*PROMPT A:*
Arrange the listing as a Markdown table with the columns Row and Line, beginning at its first line and stopping after the line that contains "svg-text:9: 9 [670, 321, 675, 331]". Number each row and leave out blank lines.

*EXCERPT TO READ:*
☆ ☆ ☆

Given the principle that a USSC release consists of a list of component
versions, Steve (`release manager') has the problem of identifying which
set of components will actually work together. I imagine that would
actually be fairly straightforward, and more-or-less consist of the
latest tagged version of each component. The intricacies on the wiki
page are an attempt to work out the consequences of this in nitpicking
detail, to see if the principles there are actually unworkable. I do
not claim that the procedure in that section is necessarily the best way
of implementing those ideas -- it _does_ seem too fiddly, and prodigal
with branches.
> How about sticking with the procedure we've got this time round -
> one release branch additional to the trunk with codeline owners
> responsible for (a) checking in bugfixes on the release branch
> that arise from their own or other people's testing and (b)
> bringing the trunk up to date with the same fixes as they see fit.
That's more-or-less what I'm suggesting, except that it's pretty
effectively obscured by the forest of specifics and CVS commands
involved in working it out in detail. Sorry 'bout that.

☆ ☆ ☆

*EXTRACTED INFORMATION:*
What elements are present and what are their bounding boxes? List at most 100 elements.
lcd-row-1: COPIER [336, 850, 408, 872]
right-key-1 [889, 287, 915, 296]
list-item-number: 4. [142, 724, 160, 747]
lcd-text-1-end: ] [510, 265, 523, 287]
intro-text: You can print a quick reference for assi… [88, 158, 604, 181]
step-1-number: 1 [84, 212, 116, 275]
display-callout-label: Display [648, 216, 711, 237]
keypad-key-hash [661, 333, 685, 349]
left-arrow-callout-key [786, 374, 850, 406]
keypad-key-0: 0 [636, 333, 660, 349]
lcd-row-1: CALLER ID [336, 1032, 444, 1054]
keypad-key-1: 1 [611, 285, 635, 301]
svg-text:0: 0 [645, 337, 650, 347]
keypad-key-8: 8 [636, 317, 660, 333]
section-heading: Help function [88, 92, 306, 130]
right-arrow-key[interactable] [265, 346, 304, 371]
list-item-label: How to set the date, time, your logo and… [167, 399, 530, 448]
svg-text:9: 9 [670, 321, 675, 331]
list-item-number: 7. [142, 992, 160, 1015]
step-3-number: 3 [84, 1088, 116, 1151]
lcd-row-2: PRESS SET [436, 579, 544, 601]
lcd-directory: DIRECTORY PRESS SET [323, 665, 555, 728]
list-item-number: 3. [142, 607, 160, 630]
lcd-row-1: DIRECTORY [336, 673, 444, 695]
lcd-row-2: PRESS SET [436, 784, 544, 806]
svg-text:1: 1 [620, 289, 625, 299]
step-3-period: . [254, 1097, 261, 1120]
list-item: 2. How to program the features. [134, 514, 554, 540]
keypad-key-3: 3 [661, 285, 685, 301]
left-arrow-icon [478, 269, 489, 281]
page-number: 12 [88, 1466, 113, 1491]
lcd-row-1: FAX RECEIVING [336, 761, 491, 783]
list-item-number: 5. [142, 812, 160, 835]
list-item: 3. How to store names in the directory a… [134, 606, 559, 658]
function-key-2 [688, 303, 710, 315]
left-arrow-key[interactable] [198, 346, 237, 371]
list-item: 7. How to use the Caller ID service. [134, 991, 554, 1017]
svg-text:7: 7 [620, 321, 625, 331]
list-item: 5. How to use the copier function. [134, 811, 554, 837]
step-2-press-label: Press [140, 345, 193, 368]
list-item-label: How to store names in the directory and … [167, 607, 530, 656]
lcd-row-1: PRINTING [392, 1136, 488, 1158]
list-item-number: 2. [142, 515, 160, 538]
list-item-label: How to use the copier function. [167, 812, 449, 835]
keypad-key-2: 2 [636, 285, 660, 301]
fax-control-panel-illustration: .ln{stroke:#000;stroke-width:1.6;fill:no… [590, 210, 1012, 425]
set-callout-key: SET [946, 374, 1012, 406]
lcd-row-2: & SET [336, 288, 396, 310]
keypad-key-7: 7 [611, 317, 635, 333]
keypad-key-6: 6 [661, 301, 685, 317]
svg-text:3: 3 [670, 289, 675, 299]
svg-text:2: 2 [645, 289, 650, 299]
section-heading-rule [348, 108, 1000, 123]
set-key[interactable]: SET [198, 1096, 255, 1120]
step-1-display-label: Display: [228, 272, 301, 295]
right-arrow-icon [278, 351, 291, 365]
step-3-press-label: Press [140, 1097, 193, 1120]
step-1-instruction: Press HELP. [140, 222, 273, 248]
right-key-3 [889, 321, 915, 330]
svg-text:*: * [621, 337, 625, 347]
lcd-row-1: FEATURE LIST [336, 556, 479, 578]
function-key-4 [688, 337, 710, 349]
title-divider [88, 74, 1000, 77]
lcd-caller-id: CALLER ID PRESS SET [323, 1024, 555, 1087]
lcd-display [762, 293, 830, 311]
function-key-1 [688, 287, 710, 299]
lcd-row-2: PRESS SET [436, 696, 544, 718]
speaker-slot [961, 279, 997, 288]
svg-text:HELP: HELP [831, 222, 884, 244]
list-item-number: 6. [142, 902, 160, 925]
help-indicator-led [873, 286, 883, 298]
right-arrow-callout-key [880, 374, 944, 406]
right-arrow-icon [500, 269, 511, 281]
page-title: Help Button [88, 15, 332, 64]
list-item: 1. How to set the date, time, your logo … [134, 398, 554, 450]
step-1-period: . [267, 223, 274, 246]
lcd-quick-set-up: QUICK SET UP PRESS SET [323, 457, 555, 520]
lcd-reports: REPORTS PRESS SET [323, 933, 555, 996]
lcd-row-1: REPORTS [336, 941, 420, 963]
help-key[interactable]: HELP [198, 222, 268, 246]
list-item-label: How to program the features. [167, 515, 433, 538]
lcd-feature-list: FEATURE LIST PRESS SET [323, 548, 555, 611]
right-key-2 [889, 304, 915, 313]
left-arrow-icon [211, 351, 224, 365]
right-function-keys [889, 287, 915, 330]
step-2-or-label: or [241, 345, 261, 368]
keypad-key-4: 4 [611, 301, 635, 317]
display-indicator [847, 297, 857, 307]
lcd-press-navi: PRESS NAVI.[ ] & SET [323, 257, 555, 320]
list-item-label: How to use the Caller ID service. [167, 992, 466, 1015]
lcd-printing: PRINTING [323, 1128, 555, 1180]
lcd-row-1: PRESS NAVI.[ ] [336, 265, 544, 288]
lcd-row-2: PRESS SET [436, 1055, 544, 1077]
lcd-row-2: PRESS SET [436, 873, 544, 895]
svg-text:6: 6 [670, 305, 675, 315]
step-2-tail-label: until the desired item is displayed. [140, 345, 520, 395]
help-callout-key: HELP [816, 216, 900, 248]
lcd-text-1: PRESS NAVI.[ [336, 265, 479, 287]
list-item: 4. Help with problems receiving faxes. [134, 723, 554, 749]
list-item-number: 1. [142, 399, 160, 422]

☆ ☆ ☆

*PROMPT B:*
Reproduce the whole message about the release procedure word for word.

*FINAL RESULT A:*
| Row | Line |
|---|---|
| 1 | What elements are present and what are their bounding boxes? List at most 100 elements. |
| 2 | lcd-row-1: COPIER [336, 850, 408, 872] |
| 3 | right-key-1 [889, 287, 915, 296] |
| 4 | list-item-number: 4. [142, 724, 160, 747] |
| 5 | lcd-text-1-end: ] [510, 265, 523, 287] |
| 6 | intro-text: You can print a quick reference for assi… [88, 158, 604, 181] |
| 7 | step-1-number: 1 [84, 212, 116, 275] |
| 8 | display-callout-label: Display [648, 216, 711, 237] |
| 9 | keypad-key-hash [661, 333, 685, 349] |
| 10 | left-arrow-callout-key [786, 374, 850, 406] |
| 11 | keypad-key-0: 0 [636, 333, 660, 349] |
| 12 | lcd-row-1: CALLER ID [336, 1032, 444, 1054] |
| 13 | keypad-key-1: 1 [611, 285, 635, 301] |
| 14 | svg-text:0: 0 [645, 337, 650, 347] |
| 15 | keypad-key-8: 8 [636, 317, 660, 333] |
| 16 | section-heading: Help function [88, 92, 306, 130] |
| 17 | right-arrow-key[interactable] [265, 346, 304, 371] |
| 18 | list-item-label: How to set the date, time, your logo and… [167, 399, 530, 448] |
| 19 | svg-text:9: 9 [670, 321, 675, 331] |

*FINAL RESULT B:*
Given the principle that a USSC release consists of a list of component
versions, Steve (`release manager') has the problem of identifying which
set of components will actually work together. I imagine that would
actually be fairly straightforward, and more-or-less consist of the
latest tagged version of each component. The intricacies on the wiki
page are an attempt to work out the consequences of this in nitpicking
detail, to see if the principles there are actually unworkable. I do
not claim that the procedure in that section is necessarily the best way
of implementing those ideas -- it _does_ seem too fiddly, and prodigal
with branches.
> How about sticking with the procedure we've got this time round -
> one release branch additional to the trunk with codeline owners
> responsible for (a) checking in bugfixes on the release branch
> that arise from their own or other people's testing and (b)
> bringing the trunk up to date with the same fixes as they see fit.
That's more-or-less what I'm suggesting, except that it's pretty
effectively obscured by the forest of specifics and CVS commands
involved in working it out in detail. Sorry 'bout that.